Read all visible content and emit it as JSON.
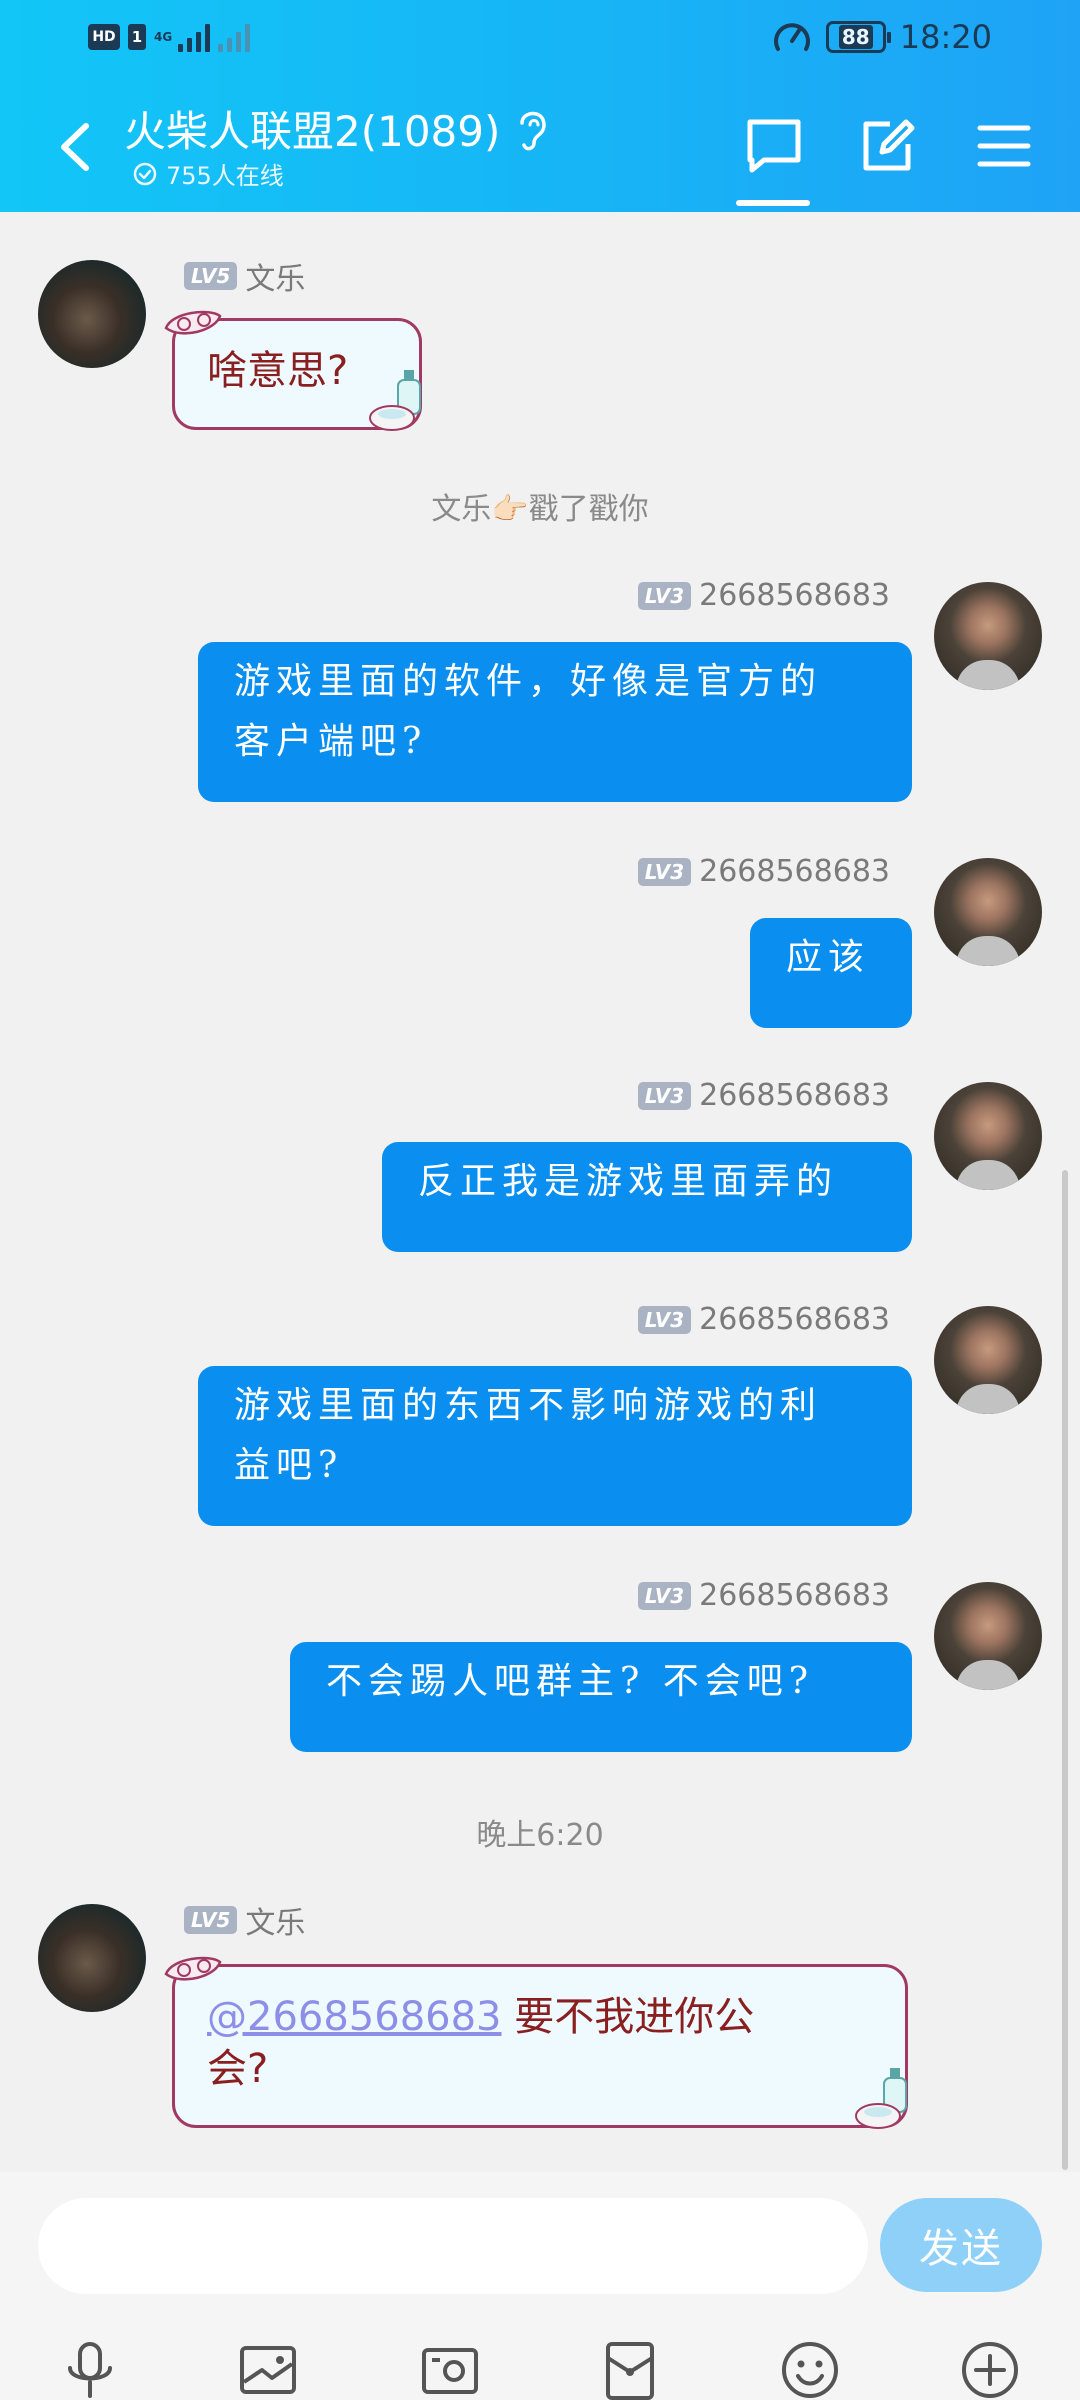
{
  "status_bar": {
    "network": "4G",
    "battery": "88",
    "time": "18:20"
  },
  "header": {
    "title": "火柴人联盟2(1089)",
    "online": "755人在线"
  },
  "messages": [
    {
      "side": "left",
      "level": "LV5",
      "name": "文乐",
      "text": "啥意思?"
    },
    {
      "type": "system",
      "text": "文乐👉🏻戳了戳你"
    },
    {
      "side": "right",
      "level": "LV3",
      "name": "2668568683",
      "lines": [
        "游戏里面的软件，好像是官方的",
        "客户端吧?"
      ]
    },
    {
      "side": "right",
      "level": "LV3",
      "name": "2668568683",
      "lines": [
        "应该"
      ]
    },
    {
      "side": "right",
      "level": "LV3",
      "name": "2668568683",
      "lines": [
        "反正我是游戏里面弄的"
      ]
    },
    {
      "side": "right",
      "level": "LV3",
      "name": "2668568683",
      "lines": [
        "游戏里面的东西不影响游戏的利",
        "益吧?"
      ]
    },
    {
      "side": "right",
      "level": "LV3",
      "name": "2668568683",
      "lines": [
        "不会踢人吧群主? 不会吧?"
      ]
    },
    {
      "type": "system",
      "text": "晚上6:20"
    },
    {
      "side": "left",
      "level": "LV5",
      "name": "文乐",
      "mention": "@2668568683",
      "text1": " 要不我进你公",
      "text2": "会?"
    }
  ],
  "input": {
    "send_label": "发送"
  },
  "icons": [
    "microphone-icon",
    "image-icon",
    "camera-icon",
    "red-packet-icon",
    "emoji-icon",
    "plus-icon"
  ]
}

> Required work: Reproduce the material in its entirety and word for word, without the pictures.

> Response to the task:
Read all visible content and emit it as JSON.
{
  "status_bar": {
    "network": "4G",
    "battery": "88",
    "time": "18:20"
  },
  "header": {
    "title": "火柴人联盟2(1089)",
    "online": "755人在线"
  },
  "messages": [
    {
      "side": "left",
      "level": "LV5",
      "name": "文乐",
      "text": "啥意思?"
    },
    {
      "type": "system",
      "text": "文乐👉🏻戳了戳你"
    },
    {
      "side": "right",
      "level": "LV3",
      "name": "2668568683",
      "lines": [
        "游戏里面的软件，好像是官方的",
        "客户端吧?"
      ]
    },
    {
      "side": "right",
      "level": "LV3",
      "name": "2668568683",
      "lines": [
        "应该"
      ]
    },
    {
      "side": "right",
      "level": "LV3",
      "name": "2668568683",
      "lines": [
        "反正我是游戏里面弄的"
      ]
    },
    {
      "side": "right",
      "level": "LV3",
      "name": "2668568683",
      "lines": [
        "游戏里面的东西不影响游戏的利",
        "益吧?"
      ]
    },
    {
      "side": "right",
      "level": "LV3",
      "name": "2668568683",
      "lines": [
        "不会踢人吧群主? 不会吧?"
      ]
    },
    {
      "type": "system",
      "text": "晚上6:20"
    },
    {
      "side": "left",
      "level": "LV5",
      "name": "文乐",
      "mention": "@2668568683",
      "text1": " 要不我进你公",
      "text2": "会?"
    }
  ],
  "input": {
    "send_label": "发送"
  },
  "icons": [
    "microphone-icon",
    "image-icon",
    "camera-icon",
    "red-packet-icon",
    "emoji-icon",
    "plus-icon"
  ]
}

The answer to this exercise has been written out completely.